Locate every line below that contains the word "SELECT" and copy it.

Data listing Start Marker

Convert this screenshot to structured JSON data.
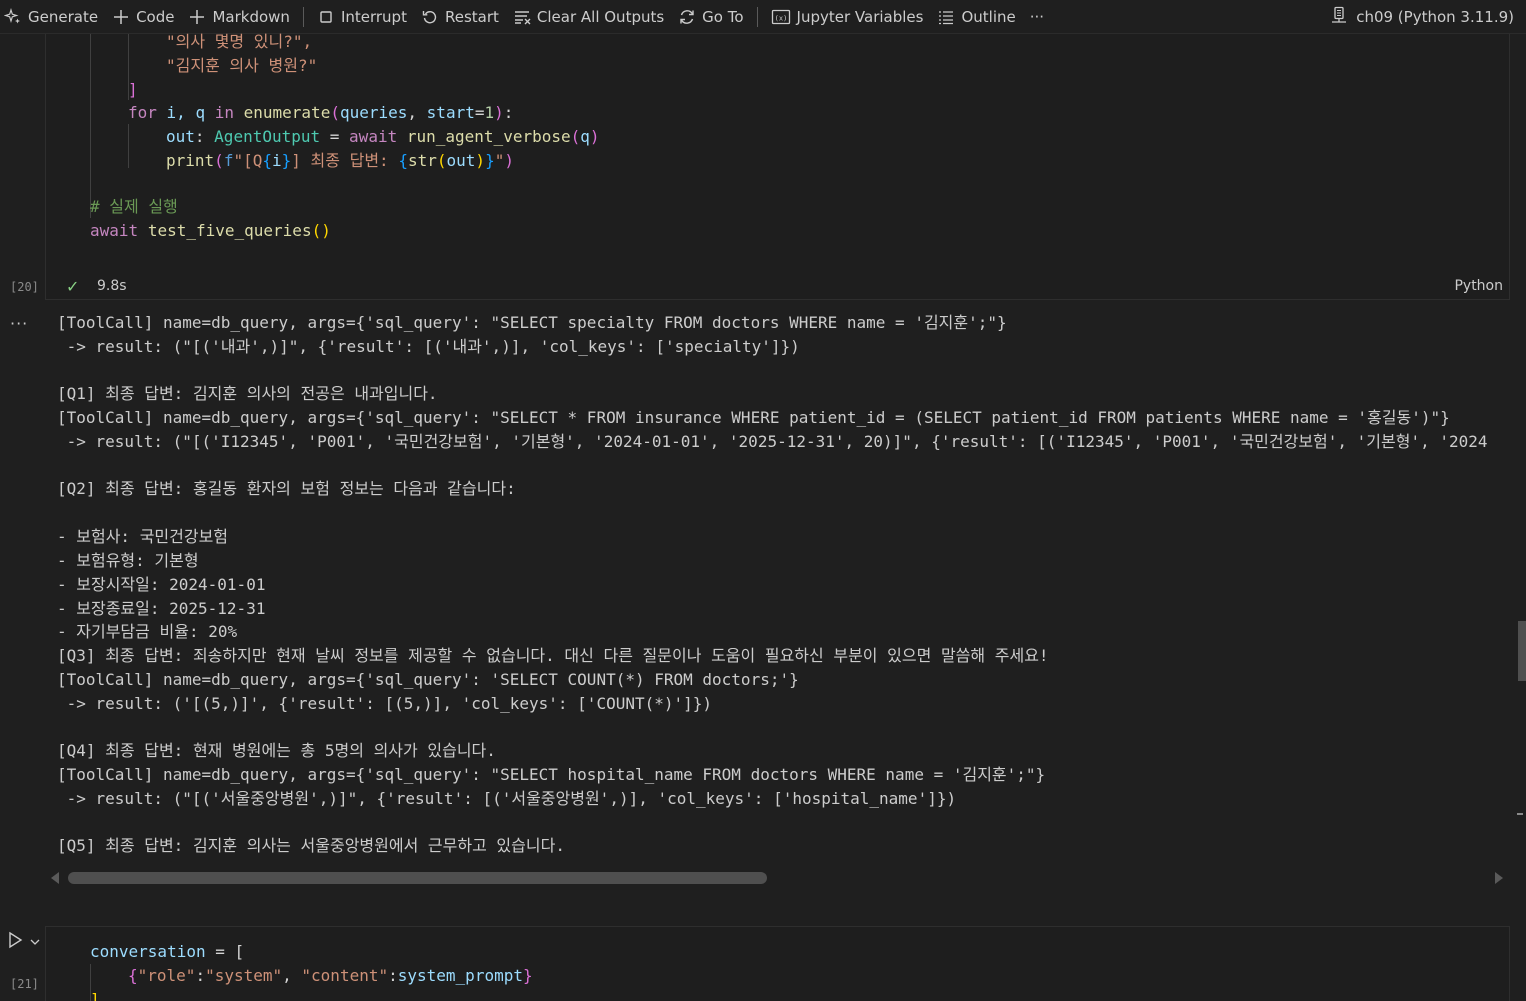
{
  "toolbar": {
    "generate": "Generate",
    "code": "Code",
    "markdown": "Markdown",
    "interrupt": "Interrupt",
    "restart": "Restart",
    "clear_all_outputs": "Clear All Outputs",
    "go_to": "Go To",
    "jupyter_variables": "Jupyter Variables",
    "outline": "Outline",
    "more": "···",
    "kernel": "ch09 (Python 3.11.9)"
  },
  "cell20": {
    "execution_count": "[20]",
    "exec_time": "9.8s",
    "language": "Python",
    "code": {
      "l1": "\"의사 몇명 있니?\",",
      "l2": "\"김지훈 의사 병원?\"",
      "l3": "]",
      "l4_kw": "for",
      "l4_vars": "i, q",
      "l4_in": "in",
      "l4_fn": "enumerate",
      "l4_arg1": "queries",
      "l4_arg2": "start",
      "l4_num": "1",
      "l5_var": "out",
      "l5_cls": "AgentOutput",
      "l5_await": "await",
      "l5_fn": "run_agent_verbose",
      "l5_arg": "q",
      "l6_fn": "print",
      "l6_f": "f",
      "l6_s1": "\"[Q",
      "l6_i": "i",
      "l6_s2": "] 최종 답변: ",
      "l6_str": "str",
      "l6_out": "out",
      "l6_s3": "\"",
      "l8": "# 실제 실행",
      "l9_await": "await",
      "l9_fn": "test_five_queries"
    },
    "output_lines": [
      "[ToolCall] name=db_query, args={'sql_query': \"SELECT specialty FROM doctors WHERE name = '김지훈';\"}",
      " -> result: (\"[('내과',)]\", {'result': [('내과',)], 'col_keys': ['specialty']})",
      "",
      "[Q1] 최종 답변: 김지훈 의사의 전공은 내과입니다.",
      "[ToolCall] name=db_query, args={'sql_query': \"SELECT * FROM insurance WHERE patient_id = (SELECT patient_id FROM patients WHERE name = '홍길동')\"}",
      " -> result: (\"[('I12345', 'P001', '국민건강보험', '기본형', '2024-01-01', '2025-12-31', 20)]\", {'result': [('I12345', 'P001', '국민건강보험', '기본형', '2024",
      "",
      "[Q2] 최종 답변: 홍길동 환자의 보험 정보는 다음과 같습니다:",
      "",
      "- 보험사: 국민건강보험",
      "- 보험유형: 기본형",
      "- 보장시작일: 2024-01-01",
      "- 보장종료일: 2025-12-31",
      "- 자기부담금 비율: 20%",
      "[Q3] 최종 답변: 죄송하지만 현재 날씨 정보를 제공할 수 없습니다. 대신 다른 질문이나 도움이 필요하신 부분이 있으면 말씀해 주세요!",
      "[ToolCall] name=db_query, args={'sql_query': 'SELECT COUNT(*) FROM doctors;'}",
      " -> result: ('[(5,)]', {'result': [(5,)], 'col_keys': ['COUNT(*)']})",
      "",
      "[Q4] 최종 답변: 현재 병원에는 총 5명의 의사가 있습니다.",
      "[ToolCall] name=db_query, args={'sql_query': \"SELECT hospital_name FROM doctors WHERE name = '김지훈';\"}",
      " -> result: (\"[('서울중앙병원',)]\", {'result': [('서울중앙병원',)], 'col_keys': ['hospital_name']})",
      "",
      "[Q5] 최종 답변: 김지훈 의사는 서울중앙병원에서 근무하고 있습니다."
    ]
  },
  "cell21": {
    "execution_count": "[21]",
    "code": {
      "l1_var": "conversation",
      "l1_rest": " = [",
      "l2_k1": "\"role\"",
      "l2_v1": "\"system\"",
      "l2_k2": "\"content\"",
      "l2_v2": "system_prompt",
      "l3": "]"
    }
  }
}
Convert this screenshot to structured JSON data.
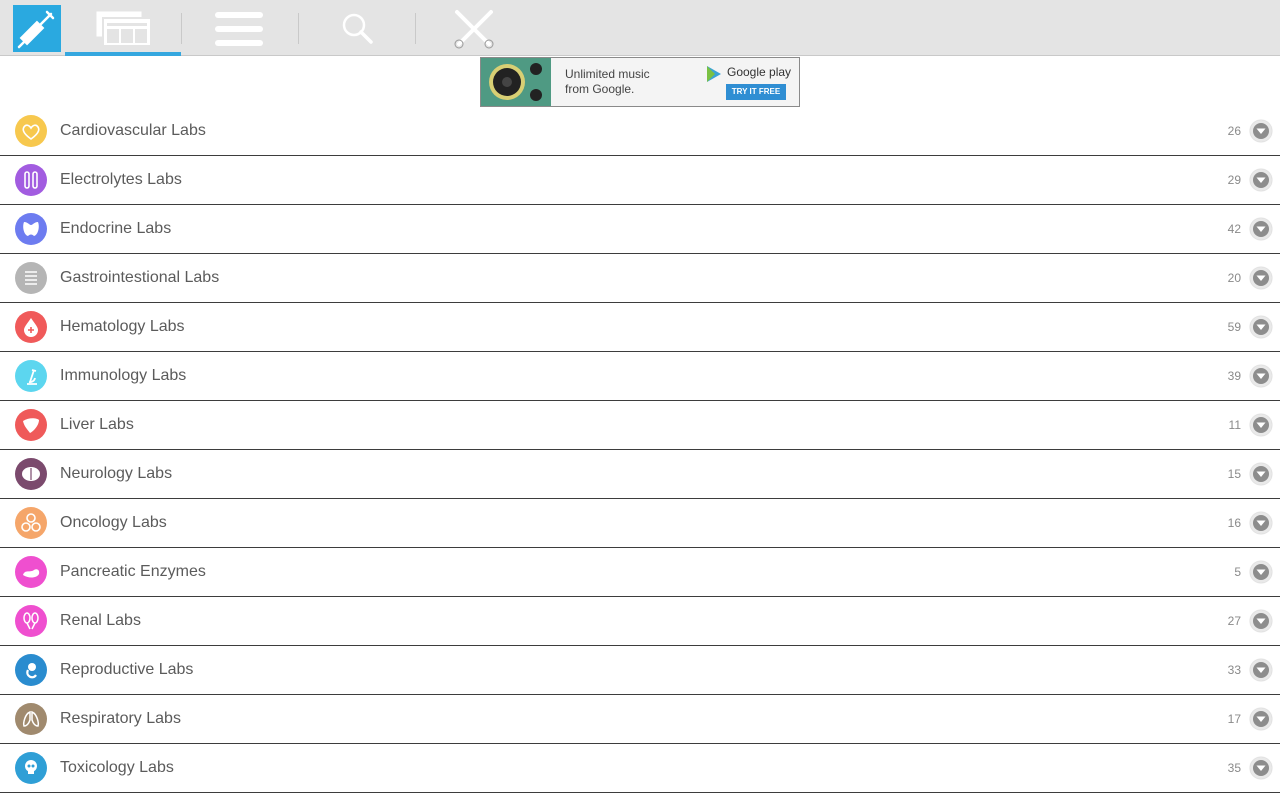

Data listing End Marker

Your solution:
      "[ToolCall] name=db_query, args={'sql_query': \"SELECT specialty FROM doctors WHERE name = '김지훈';\"}",
      "[ToolCall] name=db_query, args={'sql_query': \"SELECT * FROM insurance WHERE patient_id = (SELECT patient_id FROM patients WHERE name = '홍길동')\"}",
      "[ToolCall] name=db_query, args={'sql_query': 'SELECT COUNT(*) FROM doctors;'}",
      "[ToolCall] name=db_query, args={'sql_query': \"SELECT hospital_name FROM doctors WHERE name = '김지훈';\"}",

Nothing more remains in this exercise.